What to do >>
Keep only those lines of the records that include the string "sports".

Input data >>
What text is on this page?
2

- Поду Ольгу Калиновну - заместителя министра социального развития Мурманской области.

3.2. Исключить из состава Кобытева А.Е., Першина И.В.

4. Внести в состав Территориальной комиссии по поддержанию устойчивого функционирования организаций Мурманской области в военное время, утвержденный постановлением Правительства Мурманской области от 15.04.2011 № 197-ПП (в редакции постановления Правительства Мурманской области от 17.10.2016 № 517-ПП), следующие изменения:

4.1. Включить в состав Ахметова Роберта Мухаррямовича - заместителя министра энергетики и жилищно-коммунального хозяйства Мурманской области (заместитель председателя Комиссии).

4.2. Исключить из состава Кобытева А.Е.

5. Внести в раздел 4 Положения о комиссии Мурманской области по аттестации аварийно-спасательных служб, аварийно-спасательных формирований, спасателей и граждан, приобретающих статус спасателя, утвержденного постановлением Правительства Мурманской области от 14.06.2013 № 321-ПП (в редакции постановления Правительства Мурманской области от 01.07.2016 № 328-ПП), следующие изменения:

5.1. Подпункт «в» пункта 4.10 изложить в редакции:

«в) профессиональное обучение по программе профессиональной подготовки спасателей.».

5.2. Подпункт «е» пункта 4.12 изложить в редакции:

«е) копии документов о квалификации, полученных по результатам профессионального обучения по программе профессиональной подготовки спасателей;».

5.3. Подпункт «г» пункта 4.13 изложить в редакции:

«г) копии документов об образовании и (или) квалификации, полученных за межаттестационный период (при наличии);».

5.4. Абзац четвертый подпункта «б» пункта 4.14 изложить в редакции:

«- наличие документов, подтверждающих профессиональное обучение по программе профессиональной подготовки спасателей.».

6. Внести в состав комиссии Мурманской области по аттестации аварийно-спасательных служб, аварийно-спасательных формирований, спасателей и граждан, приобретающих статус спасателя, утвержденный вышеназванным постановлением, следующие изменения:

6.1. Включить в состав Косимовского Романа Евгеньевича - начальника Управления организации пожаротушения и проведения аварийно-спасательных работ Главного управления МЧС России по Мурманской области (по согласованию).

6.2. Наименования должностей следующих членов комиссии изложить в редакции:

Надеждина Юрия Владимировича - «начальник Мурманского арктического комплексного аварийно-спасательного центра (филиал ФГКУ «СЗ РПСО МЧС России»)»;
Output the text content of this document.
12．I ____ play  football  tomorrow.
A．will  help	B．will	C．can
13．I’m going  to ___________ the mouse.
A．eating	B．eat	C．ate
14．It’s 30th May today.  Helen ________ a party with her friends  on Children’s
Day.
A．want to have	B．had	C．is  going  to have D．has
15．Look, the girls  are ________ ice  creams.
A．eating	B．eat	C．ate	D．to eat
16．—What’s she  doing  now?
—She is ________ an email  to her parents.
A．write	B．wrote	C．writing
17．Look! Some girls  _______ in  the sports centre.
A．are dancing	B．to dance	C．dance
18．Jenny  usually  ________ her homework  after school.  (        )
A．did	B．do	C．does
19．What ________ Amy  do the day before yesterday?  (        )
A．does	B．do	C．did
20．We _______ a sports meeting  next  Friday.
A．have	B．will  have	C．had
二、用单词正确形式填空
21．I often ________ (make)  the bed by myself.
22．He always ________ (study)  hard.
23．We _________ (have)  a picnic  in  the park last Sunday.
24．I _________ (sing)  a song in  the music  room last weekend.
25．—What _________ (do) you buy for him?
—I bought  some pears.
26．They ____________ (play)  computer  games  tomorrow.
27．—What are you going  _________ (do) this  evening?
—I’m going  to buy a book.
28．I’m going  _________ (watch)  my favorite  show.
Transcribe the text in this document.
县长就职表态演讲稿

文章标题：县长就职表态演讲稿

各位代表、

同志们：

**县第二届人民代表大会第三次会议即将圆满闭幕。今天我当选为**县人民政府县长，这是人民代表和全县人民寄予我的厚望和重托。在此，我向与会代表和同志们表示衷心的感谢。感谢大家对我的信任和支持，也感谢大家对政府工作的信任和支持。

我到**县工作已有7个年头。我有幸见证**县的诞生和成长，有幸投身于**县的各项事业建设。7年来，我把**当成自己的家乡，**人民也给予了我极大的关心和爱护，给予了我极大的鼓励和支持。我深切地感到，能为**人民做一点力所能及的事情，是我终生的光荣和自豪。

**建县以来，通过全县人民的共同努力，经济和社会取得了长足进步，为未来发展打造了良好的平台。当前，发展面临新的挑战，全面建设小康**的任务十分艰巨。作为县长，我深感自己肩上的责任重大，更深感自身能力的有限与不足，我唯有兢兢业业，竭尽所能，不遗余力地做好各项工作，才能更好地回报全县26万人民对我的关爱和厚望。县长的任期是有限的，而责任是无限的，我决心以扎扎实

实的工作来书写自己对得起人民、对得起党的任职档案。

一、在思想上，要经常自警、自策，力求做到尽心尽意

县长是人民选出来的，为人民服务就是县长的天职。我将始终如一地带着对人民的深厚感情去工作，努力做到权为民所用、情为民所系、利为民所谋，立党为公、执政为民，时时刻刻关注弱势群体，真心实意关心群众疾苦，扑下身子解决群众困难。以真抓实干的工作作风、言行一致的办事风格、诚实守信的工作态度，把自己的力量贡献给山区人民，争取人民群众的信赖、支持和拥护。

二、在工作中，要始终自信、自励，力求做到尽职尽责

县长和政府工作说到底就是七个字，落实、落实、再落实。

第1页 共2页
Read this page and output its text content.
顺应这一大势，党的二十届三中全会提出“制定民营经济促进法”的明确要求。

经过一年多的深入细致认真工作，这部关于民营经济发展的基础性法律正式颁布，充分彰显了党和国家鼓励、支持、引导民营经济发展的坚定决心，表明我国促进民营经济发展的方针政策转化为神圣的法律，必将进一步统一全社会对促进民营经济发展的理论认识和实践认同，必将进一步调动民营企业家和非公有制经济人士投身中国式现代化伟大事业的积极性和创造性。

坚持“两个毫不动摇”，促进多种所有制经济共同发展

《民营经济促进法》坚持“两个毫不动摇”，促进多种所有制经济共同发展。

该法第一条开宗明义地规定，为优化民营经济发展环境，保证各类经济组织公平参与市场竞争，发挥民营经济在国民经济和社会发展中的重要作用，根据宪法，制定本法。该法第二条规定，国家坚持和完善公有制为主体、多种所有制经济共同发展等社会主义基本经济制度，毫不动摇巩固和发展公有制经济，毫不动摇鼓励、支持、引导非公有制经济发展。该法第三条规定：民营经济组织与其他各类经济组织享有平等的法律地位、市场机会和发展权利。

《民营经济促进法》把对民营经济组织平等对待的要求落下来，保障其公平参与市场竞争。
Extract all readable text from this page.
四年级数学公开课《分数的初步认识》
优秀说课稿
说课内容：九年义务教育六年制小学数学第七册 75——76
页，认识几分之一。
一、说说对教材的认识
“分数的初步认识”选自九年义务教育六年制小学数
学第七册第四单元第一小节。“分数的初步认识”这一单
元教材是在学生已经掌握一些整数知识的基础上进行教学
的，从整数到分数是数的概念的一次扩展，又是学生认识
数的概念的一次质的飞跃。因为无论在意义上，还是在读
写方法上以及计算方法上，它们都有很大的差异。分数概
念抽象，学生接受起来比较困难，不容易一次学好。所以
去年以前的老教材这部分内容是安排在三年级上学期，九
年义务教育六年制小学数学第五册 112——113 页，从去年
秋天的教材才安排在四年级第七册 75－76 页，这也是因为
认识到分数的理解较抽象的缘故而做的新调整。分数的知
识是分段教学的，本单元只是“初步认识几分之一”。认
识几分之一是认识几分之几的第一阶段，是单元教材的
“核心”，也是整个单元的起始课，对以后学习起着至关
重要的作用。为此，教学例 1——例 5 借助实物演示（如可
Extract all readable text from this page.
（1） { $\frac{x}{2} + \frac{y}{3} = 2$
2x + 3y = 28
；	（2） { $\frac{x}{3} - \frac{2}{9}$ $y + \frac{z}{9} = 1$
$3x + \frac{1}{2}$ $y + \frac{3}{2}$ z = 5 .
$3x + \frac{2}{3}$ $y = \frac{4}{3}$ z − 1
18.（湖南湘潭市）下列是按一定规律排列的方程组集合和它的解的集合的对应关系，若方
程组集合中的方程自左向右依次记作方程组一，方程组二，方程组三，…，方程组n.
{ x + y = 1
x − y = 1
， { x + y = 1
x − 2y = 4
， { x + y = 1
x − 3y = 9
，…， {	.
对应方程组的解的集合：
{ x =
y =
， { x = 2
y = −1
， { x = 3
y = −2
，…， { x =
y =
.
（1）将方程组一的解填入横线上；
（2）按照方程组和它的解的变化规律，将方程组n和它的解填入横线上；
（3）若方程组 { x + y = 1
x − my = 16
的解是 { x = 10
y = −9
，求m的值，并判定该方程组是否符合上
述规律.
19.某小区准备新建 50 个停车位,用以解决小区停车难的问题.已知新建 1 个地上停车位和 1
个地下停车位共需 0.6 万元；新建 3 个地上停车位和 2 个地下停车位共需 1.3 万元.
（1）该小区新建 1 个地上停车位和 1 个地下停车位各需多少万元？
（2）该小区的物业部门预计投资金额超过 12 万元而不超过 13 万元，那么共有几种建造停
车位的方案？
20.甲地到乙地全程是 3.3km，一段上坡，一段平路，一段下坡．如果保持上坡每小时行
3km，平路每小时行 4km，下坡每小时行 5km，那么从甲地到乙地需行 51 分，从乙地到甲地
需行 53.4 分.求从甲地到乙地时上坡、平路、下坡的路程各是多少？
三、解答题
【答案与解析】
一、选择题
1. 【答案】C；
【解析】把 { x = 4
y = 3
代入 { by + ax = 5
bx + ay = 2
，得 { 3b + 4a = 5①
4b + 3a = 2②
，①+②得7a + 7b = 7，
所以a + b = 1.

Solution to the problem >>
17．Look! Some girls  _______ in  the sports centre.
20．We _______ a sports meeting  next  Friday.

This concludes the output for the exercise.